● **PROBLEM TO WORK ON**:
Restate the data exactly as given and keep the pictures out.

[Dataset excerpt]
───
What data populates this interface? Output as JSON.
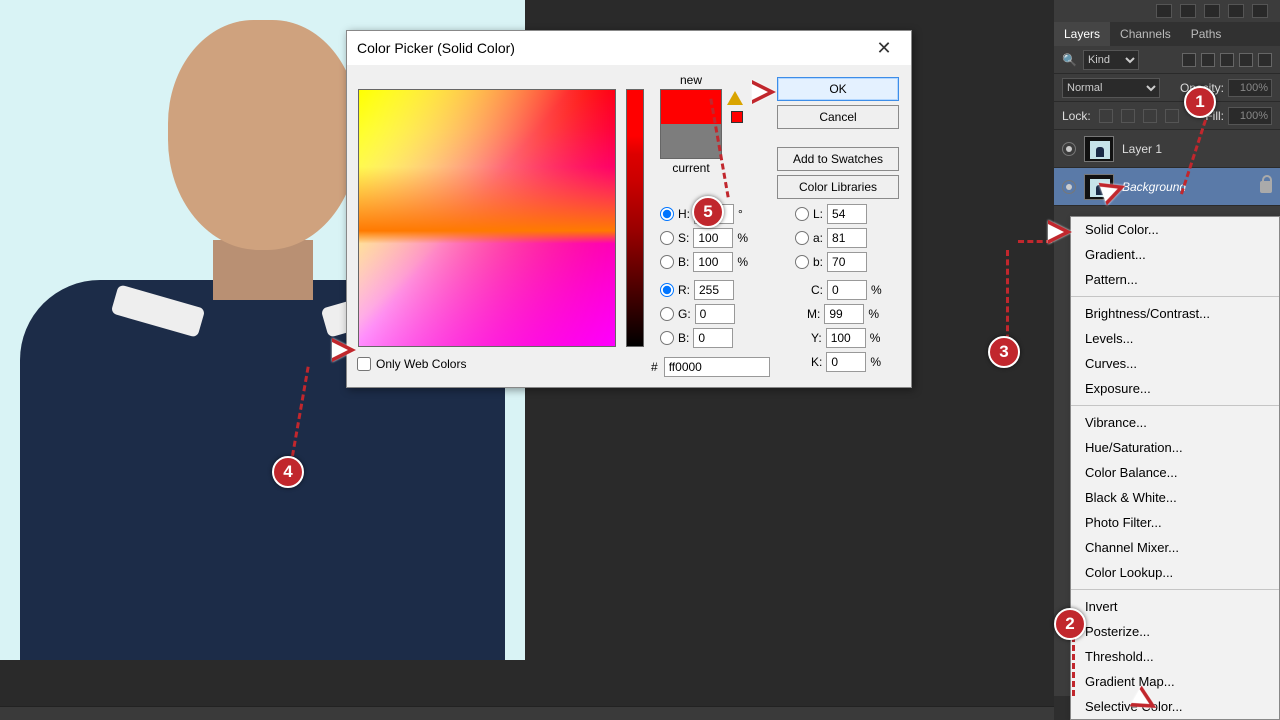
{
  "dialog": {
    "title": "Color Picker (Solid Color)",
    "new_label": "new",
    "current_label": "current",
    "ok_label": "OK",
    "cancel_label": "Cancel",
    "add_swatches_label": "Add to Swatches",
    "color_libraries_label": "Color Libraries",
    "hsb": {
      "h_label": "H:",
      "h": "",
      "h_unit": "°",
      "s_label": "S:",
      "s": "100",
      "s_unit": "%",
      "b_label": "B:",
      "b": "100",
      "b_unit": "%"
    },
    "lab": {
      "l_label": "L:",
      "l": "54",
      "a_label": "a:",
      "a": "81",
      "b_label": "b:",
      "b": "70"
    },
    "rgb": {
      "r_label": "R:",
      "r": "255",
      "g_label": "G:",
      "g": "0",
      "b_label": "B:",
      "b": "0"
    },
    "cmyk": {
      "c_label": "C:",
      "c": "0",
      "m_label": "M:",
      "m": "99",
      "y_label": "Y:",
      "y": "100",
      "k_label": "K:",
      "k": "0",
      "unit": "%"
    },
    "only_web_label": "Only Web Colors",
    "hex_label": "#",
    "hex_value": "ff0000"
  },
  "panel": {
    "tabs": {
      "layers": "Layers",
      "channels": "Channels",
      "paths": "Paths"
    },
    "kind_label": "Kind",
    "blend_mode": "Normal",
    "opacity_label": "Opacity:",
    "opacity_value": "100%",
    "fill_label": "Fill:",
    "fill_value": "100%",
    "lock_label": "Lock:",
    "search_icon": "🔍",
    "layers": [
      {
        "name": "Layer 1"
      },
      {
        "name": "Background"
      }
    ]
  },
  "context_menu": {
    "items": [
      "Solid Color...",
      "Gradient...",
      "Pattern...",
      "-",
      "Brightness/Contrast...",
      "Levels...",
      "Curves...",
      "Exposure...",
      "-",
      "Vibrance...",
      "Hue/Saturation...",
      "Color Balance...",
      "Black & White...",
      "Photo Filter...",
      "Channel Mixer...",
      "Color Lookup...",
      "-",
      "Invert",
      "Posterize...",
      "Threshold...",
      "Gradient Map...",
      "Selective Color..."
    ]
  },
  "markers": {
    "m1": "1",
    "m2": "2",
    "m3": "3",
    "m4": "4",
    "m5": "5"
  }
}
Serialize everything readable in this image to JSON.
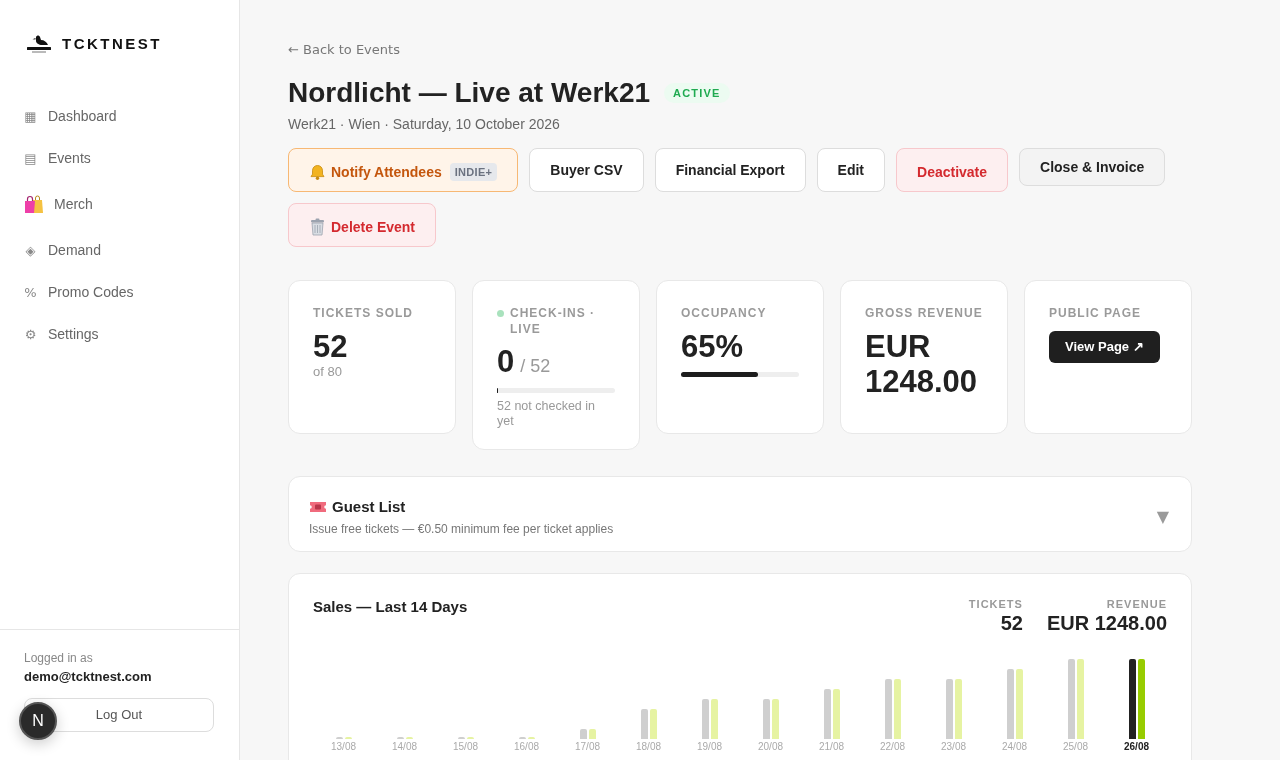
───
● **ANSWER TO THIS TASK**:
What data populates this interface? Output as JSON.
{
  "dialog": {
    "title": "Color Picker (Solid Color)",
    "new_label": "new",
    "current_label": "current",
    "ok_label": "OK",
    "cancel_label": "Cancel",
    "add_swatches_label": "Add to Swatches",
    "color_libraries_label": "Color Libraries",
    "hsb": {
      "h_label": "H:",
      "h": "",
      "h_unit": "°",
      "s_label": "S:",
      "s": "100",
      "s_unit": "%",
      "b_label": "B:",
      "b": "100",
      "b_unit": "%"
    },
    "lab": {
      "l_label": "L:",
      "l": "54",
      "a_label": "a:",
      "a": "81",
      "b_label": "b:",
      "b": "70"
    },
    "rgb": {
      "r_label": "R:",
      "r": "255",
      "g_label": "G:",
      "g": "0",
      "b_label": "B:",
      "b": "0"
    },
    "cmyk": {
      "c_label": "C:",
      "c": "0",
      "m_label": "M:",
      "m": "99",
      "y_label": "Y:",
      "y": "100",
      "k_label": "K:",
      "k": "0",
      "unit": "%"
    },
    "only_web_label": "Only Web Colors",
    "hex_label": "#",
    "hex_value": "ff0000"
  },
  "panel": {
    "tabs": {
      "layers": "Layers",
      "channels": "Channels",
      "paths": "Paths"
    },
    "kind_label": "Kind",
    "blend_mode": "Normal",
    "opacity_label": "Opacity:",
    "opacity_value": "100%",
    "fill_label": "Fill:",
    "fill_value": "100%",
    "lock_label": "Lock:",
    "search_icon": "🔍",
    "layers": [
      {
        "name": "Layer 1"
      },
      {
        "name": "Background"
      }
    ]
  },
  "context_menu": {
    "items": [
      "Solid Color...",
      "Gradient...",
      "Pattern...",
      "-",
      "Brightness/Contrast...",
      "Levels...",
      "Curves...",
      "Exposure...",
      "-",
      "Vibrance...",
      "Hue/Saturation...",
      "Color Balance...",
      "Black & White...",
      "Photo Filter...",
      "Channel Mixer...",
      "Color Lookup...",
      "-",
      "Invert",
      "Posterize...",
      "Threshold...",
      "Gradient Map...",
      "Selective Color..."
    ]
  },
  "markers": {
    "m1": "1",
    "m2": "2",
    "m3": "3",
    "m4": "4",
    "m5": "5"
  }
}
Serialize everything readable in this image to JSON.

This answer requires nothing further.